# START OF Supplied entries

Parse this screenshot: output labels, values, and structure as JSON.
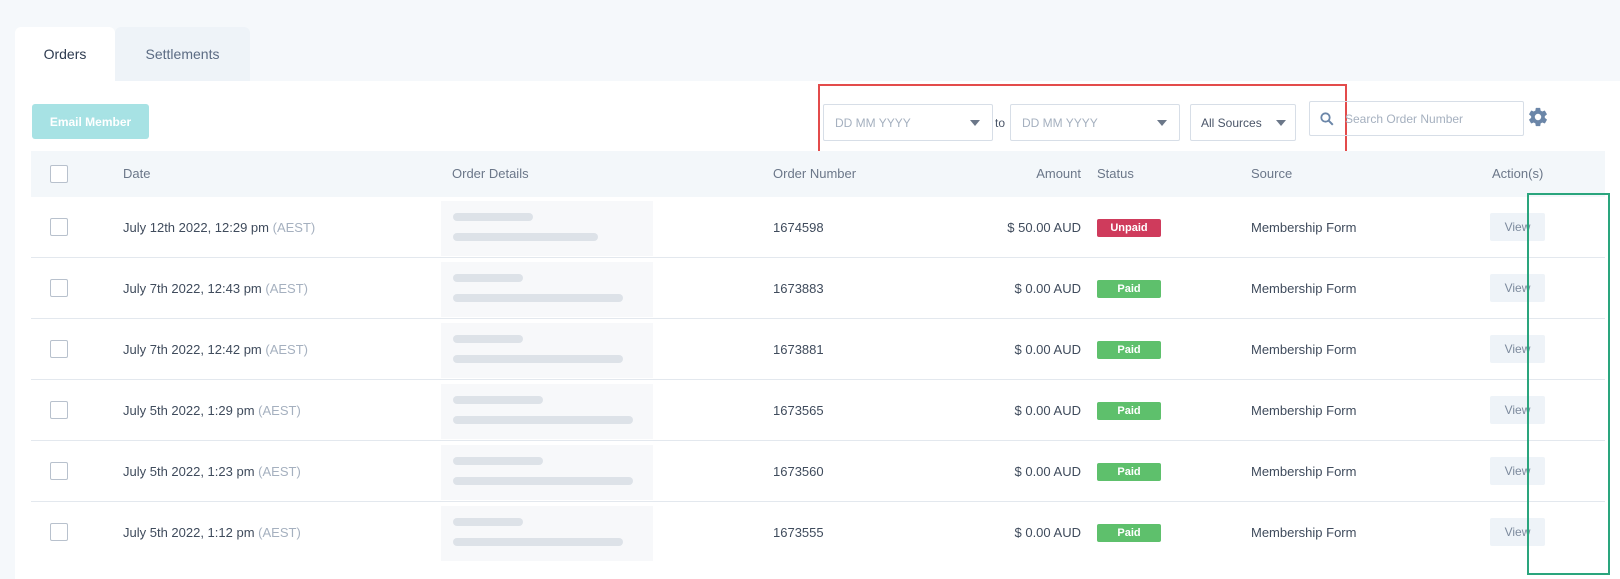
{
  "tabs": [
    {
      "label": "Orders",
      "active": true
    },
    {
      "label": "Settlements",
      "active": false
    }
  ],
  "toolbar": {
    "email_member": "Email Member",
    "date_from_placeholder": "DD MM YYYY",
    "to_label": "to",
    "date_to_placeholder": "DD MM YYYY",
    "source_select": "All Sources",
    "search_placeholder": "Search Order Number"
  },
  "table": {
    "headers": {
      "date": "Date",
      "order_details": "Order Details",
      "order_number": "Order Number",
      "amount": "Amount",
      "status": "Status",
      "source": "Source",
      "actions": "Action(s)"
    },
    "rows": [
      {
        "date": "July 12th 2022, 12:29 pm",
        "tz": "(AEST)",
        "order_number": "1674598",
        "amount": "$ 50.00 AUD",
        "status": "Unpaid",
        "status_color": "#cf3b5c",
        "source": "Membership Form",
        "action": "View"
      },
      {
        "date": "July 7th 2022, 12:43 pm",
        "tz": "(AEST)",
        "order_number": "1673883",
        "amount": "$ 0.00 AUD",
        "status": "Paid",
        "status_color": "#5ec06c",
        "source": "Membership Form",
        "action": "View"
      },
      {
        "date": "July 7th 2022, 12:42 pm",
        "tz": "(AEST)",
        "order_number": "1673881",
        "amount": "$ 0.00 AUD",
        "status": "Paid",
        "status_color": "#5ec06c",
        "source": "Membership Form",
        "action": "View"
      },
      {
        "date": "July 5th 2022, 1:29 pm",
        "tz": "(AEST)",
        "order_number": "1673565",
        "amount": "$ 0.00 AUD",
        "status": "Paid",
        "status_color": "#5ec06c",
        "source": "Membership Form",
        "action": "View"
      },
      {
        "date": "July 5th 2022, 1:23 pm",
        "tz": "(AEST)",
        "order_number": "1673560",
        "amount": "$ 0.00 AUD",
        "status": "Paid",
        "status_color": "#5ec06c",
        "source": "Membership Form",
        "action": "View"
      },
      {
        "date": "July 5th 2022, 1:12 pm",
        "tz": "(AEST)",
        "order_number": "1673555",
        "amount": "$ 0.00 AUD",
        "status": "Paid",
        "status_color": "#5ec06c",
        "source": "Membership Form",
        "action": "View"
      }
    ]
  }
}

# END OF Supplied entries

Written exercise ->
Reproduce all of the data exactly; the pictures do not belong in the copy.

Response ->
Parse this screenshot: output labels, values, and structure as JSON.
{
  "tabs": [
    {
      "label": "Orders",
      "active": true
    },
    {
      "label": "Settlements",
      "active": false
    }
  ],
  "toolbar": {
    "email_member": "Email Member",
    "date_from_placeholder": "DD MM YYYY",
    "to_label": "to",
    "date_to_placeholder": "DD MM YYYY",
    "source_select": "All Sources",
    "search_placeholder": "Search Order Number"
  },
  "table": {
    "headers": {
      "date": "Date",
      "order_details": "Order Details",
      "order_number": "Order Number",
      "amount": "Amount",
      "status": "Status",
      "source": "Source",
      "actions": "Action(s)"
    },
    "rows": [
      {
        "date": "July 12th 2022, 12:29 pm",
        "tz": "(AEST)",
        "order_number": "1674598",
        "amount": "$ 50.00 AUD",
        "status": "Unpaid",
        "status_color": "#cf3b5c",
        "source": "Membership Form",
        "action": "View"
      },
      {
        "date": "July 7th 2022, 12:43 pm",
        "tz": "(AEST)",
        "order_number": "1673883",
        "amount": "$ 0.00 AUD",
        "status": "Paid",
        "status_color": "#5ec06c",
        "source": "Membership Form",
        "action": "View"
      },
      {
        "date": "July 7th 2022, 12:42 pm",
        "tz": "(AEST)",
        "order_number": "1673881",
        "amount": "$ 0.00 AUD",
        "status": "Paid",
        "status_color": "#5ec06c",
        "source": "Membership Form",
        "action": "View"
      },
      {
        "date": "July 5th 2022, 1:29 pm",
        "tz": "(AEST)",
        "order_number": "1673565",
        "amount": "$ 0.00 AUD",
        "status": "Paid",
        "status_color": "#5ec06c",
        "source": "Membership Form",
        "action": "View"
      },
      {
        "date": "July 5th 2022, 1:23 pm",
        "tz": "(AEST)",
        "order_number": "1673560",
        "amount": "$ 0.00 AUD",
        "status": "Paid",
        "status_color": "#5ec06c",
        "source": "Membership Form",
        "action": "View"
      },
      {
        "date": "July 5th 2022, 1:12 pm",
        "tz": "(AEST)",
        "order_number": "1673555",
        "amount": "$ 0.00 AUD",
        "status": "Paid",
        "status_color": "#5ec06c",
        "source": "Membership Form",
        "action": "View"
      }
    ]
  }
}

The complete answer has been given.